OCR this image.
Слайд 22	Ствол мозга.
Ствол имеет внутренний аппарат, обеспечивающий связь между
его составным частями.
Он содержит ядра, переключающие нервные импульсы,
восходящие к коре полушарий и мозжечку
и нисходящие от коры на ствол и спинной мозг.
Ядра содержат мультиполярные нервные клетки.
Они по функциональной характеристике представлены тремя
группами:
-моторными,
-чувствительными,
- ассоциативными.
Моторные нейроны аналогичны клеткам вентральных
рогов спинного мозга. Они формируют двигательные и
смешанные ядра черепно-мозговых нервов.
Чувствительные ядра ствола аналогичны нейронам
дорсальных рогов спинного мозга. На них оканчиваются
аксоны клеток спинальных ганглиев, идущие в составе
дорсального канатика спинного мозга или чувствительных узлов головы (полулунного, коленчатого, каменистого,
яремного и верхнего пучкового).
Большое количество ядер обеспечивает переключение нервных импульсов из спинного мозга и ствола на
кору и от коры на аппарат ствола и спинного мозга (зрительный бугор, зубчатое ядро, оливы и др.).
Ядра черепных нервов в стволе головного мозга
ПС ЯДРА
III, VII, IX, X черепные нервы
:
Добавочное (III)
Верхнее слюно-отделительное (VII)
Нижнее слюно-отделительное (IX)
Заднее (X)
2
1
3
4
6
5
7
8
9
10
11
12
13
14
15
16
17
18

════════

REQUIRED WORK.
Repeat the data above exactly.

WRITTEN RESPONSE.
OCR this image.
Слайд 22	Ствол мозга.
Ствол имеет внутренний аппарат, обеспечивающий связь между
его составным частями.
Он содержит ядра, переключающие нервные импульсы,
восходящие к коре полушарий и мозжечку
и нисходящие от коры на ствол и спинной мозг.
Ядра содержат мультиполярные нервные клетки.
Они по функциональной характеристике представлены тремя
группами:
-моторными,
-чувствительными,
- ассоциативными.
Моторные нейроны аналогичны клеткам вентральных
рогов спинного мозга. Они формируют двигательные и
смешанные ядра черепно-мозговых нервов.
Чувствительные ядра ствола аналогичны нейронам
дорсальных рогов спинного мозга. На них оканчиваются
аксоны клеток спинальных ганглиев, идущие в составе
дорсального канатика спинного мозга или чувствительных узлов головы (полулунного, коленчатого, каменистого,
яремного и верхнего пучкового).
Большое количество ядер обеспечивает переключение нервных импульсов из спинного мозга и ствола на
кору и от коры на аппарат ствола и спинного мозга (зрительный бугор, зубчатое ядро, оливы и др.).
Ядра черепных нервов в стволе головного мозга
ПС ЯДРА
III, VII, IX, X черепные нервы
:
Добавочное (III)
Верхнее слюно-отделительное (VII)
Нижнее слюно-отделительное (IX)
Заднее (X)
2
1
3
4
6
5
7
8
9
10
11
12
13
14
15
16
17
18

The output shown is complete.